---------- Source records ----------

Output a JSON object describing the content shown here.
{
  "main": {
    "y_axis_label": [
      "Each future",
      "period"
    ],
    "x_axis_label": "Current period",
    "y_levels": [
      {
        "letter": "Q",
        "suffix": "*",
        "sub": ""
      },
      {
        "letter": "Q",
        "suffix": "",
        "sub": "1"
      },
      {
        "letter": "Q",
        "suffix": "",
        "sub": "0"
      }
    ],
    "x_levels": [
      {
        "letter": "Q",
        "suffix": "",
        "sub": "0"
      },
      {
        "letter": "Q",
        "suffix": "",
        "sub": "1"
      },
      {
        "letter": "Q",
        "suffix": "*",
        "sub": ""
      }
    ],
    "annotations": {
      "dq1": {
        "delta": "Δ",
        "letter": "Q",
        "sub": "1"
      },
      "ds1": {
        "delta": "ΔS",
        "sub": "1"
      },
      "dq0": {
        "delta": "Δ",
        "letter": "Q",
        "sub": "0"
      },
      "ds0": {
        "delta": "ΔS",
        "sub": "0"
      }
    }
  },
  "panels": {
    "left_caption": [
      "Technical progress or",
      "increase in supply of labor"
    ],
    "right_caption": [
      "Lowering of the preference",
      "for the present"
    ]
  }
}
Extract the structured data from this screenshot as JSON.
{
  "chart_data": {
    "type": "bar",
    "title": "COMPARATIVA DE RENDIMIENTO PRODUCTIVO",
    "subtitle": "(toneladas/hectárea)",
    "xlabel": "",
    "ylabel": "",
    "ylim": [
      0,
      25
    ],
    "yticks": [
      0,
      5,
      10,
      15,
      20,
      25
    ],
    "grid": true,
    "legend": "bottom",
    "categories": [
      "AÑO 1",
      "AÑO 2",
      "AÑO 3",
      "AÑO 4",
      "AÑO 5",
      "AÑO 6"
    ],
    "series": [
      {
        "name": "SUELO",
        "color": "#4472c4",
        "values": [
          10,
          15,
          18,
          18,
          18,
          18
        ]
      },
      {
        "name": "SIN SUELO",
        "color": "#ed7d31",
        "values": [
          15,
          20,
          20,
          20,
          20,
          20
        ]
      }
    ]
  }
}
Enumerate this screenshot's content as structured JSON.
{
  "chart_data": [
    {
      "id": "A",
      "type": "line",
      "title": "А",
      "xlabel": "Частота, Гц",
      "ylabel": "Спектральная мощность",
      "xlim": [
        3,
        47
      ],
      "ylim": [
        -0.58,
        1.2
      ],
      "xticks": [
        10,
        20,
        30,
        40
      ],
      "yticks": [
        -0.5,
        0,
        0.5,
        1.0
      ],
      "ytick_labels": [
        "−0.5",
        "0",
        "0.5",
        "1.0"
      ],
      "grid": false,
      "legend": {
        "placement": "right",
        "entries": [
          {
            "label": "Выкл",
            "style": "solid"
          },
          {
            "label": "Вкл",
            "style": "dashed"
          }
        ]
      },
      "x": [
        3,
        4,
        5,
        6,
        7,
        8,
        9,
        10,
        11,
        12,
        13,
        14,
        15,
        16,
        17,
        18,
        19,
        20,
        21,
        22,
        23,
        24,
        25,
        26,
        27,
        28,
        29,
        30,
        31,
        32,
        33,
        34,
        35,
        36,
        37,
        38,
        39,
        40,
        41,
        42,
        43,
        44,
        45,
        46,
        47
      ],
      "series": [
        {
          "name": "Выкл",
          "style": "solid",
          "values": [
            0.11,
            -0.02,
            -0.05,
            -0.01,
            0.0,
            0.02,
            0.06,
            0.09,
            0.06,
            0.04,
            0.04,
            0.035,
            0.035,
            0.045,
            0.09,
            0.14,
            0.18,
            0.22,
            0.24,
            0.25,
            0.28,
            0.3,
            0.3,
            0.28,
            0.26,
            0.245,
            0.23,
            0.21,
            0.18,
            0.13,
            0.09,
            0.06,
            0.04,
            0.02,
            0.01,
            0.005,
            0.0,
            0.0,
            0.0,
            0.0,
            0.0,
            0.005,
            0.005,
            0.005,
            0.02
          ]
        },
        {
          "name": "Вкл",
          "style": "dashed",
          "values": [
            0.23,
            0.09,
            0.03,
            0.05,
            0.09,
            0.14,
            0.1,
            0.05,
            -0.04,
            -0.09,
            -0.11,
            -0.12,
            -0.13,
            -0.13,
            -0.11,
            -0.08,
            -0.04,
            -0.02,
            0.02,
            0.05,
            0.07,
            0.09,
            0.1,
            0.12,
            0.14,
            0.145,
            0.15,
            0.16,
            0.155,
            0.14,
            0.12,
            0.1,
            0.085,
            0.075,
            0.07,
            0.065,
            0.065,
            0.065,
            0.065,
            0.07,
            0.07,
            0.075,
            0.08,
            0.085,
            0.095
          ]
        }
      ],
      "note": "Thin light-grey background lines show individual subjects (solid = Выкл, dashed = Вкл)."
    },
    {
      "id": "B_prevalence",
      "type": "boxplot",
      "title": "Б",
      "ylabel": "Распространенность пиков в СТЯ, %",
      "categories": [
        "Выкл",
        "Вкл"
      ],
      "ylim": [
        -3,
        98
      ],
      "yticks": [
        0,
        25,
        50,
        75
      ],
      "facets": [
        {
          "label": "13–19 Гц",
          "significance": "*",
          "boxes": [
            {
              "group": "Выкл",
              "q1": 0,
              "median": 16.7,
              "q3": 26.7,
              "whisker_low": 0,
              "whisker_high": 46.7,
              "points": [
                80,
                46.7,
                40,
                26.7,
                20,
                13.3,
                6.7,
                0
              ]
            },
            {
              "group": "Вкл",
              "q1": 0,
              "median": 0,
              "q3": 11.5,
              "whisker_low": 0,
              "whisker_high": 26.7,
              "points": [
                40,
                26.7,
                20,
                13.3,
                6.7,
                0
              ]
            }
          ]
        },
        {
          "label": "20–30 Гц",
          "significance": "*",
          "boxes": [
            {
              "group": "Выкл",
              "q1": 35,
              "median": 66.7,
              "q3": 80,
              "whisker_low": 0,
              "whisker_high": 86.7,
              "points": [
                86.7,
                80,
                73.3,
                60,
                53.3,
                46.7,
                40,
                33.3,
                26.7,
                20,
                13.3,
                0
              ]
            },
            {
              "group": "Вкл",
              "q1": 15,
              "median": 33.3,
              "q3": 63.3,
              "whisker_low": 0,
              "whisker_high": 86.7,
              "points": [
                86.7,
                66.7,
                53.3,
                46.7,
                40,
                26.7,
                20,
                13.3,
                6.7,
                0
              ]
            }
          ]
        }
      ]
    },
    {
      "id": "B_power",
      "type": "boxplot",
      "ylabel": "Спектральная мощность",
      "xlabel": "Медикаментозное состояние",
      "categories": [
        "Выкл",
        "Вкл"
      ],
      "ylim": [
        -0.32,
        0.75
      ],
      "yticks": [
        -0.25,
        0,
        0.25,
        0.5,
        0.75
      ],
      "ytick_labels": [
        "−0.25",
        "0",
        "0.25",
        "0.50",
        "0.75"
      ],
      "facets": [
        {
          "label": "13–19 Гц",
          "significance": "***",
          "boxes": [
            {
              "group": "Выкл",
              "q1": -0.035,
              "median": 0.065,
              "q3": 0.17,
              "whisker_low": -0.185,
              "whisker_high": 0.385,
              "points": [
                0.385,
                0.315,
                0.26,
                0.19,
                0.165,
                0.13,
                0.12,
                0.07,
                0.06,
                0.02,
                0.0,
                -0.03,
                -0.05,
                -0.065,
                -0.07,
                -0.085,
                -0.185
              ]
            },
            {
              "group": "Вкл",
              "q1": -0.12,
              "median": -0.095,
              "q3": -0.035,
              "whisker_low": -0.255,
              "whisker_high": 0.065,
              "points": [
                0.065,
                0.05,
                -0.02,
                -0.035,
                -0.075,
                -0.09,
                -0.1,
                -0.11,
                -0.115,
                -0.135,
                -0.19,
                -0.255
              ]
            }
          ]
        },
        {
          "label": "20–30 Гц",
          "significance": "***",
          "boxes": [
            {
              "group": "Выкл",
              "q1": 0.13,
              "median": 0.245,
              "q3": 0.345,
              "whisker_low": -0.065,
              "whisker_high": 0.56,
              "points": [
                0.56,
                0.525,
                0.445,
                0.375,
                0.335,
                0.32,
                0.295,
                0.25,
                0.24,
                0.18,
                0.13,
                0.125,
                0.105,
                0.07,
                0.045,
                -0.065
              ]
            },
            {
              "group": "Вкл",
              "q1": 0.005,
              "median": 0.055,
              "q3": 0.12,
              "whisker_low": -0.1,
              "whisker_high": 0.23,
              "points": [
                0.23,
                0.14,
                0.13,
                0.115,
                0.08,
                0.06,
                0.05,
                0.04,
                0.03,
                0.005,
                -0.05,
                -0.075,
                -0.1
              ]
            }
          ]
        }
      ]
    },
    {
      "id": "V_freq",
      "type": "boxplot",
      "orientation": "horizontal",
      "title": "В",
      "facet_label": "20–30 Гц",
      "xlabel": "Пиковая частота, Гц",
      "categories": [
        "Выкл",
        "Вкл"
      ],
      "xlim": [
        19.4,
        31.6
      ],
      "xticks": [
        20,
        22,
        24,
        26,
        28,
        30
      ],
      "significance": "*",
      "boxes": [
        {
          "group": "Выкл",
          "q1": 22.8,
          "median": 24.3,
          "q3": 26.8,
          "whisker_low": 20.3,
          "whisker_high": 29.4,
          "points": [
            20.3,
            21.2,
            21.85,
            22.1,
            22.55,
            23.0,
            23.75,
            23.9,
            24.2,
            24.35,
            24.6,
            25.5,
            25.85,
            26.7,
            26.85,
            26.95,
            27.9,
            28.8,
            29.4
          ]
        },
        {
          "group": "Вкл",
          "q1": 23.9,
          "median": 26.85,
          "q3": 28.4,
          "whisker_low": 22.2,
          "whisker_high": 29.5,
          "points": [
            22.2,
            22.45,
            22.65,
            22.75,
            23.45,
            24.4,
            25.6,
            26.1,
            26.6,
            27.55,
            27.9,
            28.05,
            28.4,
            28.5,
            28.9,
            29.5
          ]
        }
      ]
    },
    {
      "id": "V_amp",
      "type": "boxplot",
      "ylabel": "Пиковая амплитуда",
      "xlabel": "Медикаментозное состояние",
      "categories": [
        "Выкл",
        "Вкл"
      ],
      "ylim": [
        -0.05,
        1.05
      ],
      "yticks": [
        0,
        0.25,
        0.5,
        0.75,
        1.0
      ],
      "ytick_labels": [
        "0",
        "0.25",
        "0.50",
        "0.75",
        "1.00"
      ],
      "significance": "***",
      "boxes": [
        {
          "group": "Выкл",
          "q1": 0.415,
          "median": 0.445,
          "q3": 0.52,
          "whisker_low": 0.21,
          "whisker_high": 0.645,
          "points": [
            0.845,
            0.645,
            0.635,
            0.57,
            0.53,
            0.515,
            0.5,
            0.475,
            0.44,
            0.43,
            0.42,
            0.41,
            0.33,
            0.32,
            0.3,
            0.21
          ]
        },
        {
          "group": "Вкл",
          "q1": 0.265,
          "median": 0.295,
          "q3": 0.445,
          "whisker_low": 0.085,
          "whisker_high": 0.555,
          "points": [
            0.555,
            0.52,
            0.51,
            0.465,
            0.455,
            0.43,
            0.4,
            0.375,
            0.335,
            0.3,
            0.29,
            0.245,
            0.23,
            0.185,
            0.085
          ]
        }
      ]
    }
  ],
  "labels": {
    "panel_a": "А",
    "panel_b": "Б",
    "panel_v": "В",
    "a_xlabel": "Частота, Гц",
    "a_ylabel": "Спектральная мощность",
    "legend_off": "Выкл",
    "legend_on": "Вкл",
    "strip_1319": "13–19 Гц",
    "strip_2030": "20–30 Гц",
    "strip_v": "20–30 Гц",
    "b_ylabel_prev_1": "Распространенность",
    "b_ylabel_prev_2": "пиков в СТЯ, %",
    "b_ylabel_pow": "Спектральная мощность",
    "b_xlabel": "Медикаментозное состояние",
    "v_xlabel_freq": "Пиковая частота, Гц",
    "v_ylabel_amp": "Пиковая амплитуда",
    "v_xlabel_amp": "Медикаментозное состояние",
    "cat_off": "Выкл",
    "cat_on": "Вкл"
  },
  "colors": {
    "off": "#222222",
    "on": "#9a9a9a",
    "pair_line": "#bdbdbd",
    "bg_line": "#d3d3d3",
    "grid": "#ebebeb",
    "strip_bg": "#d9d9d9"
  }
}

----------

__Work to do__.
For each line above that contains the word "dashed", copy that line.

__Output for this task__.
            "style": "dashed"
          "style": "dashed",
      "note": "Thin light-grey background lines show individual subjects (solid = Выкл, dashed = Вкл)."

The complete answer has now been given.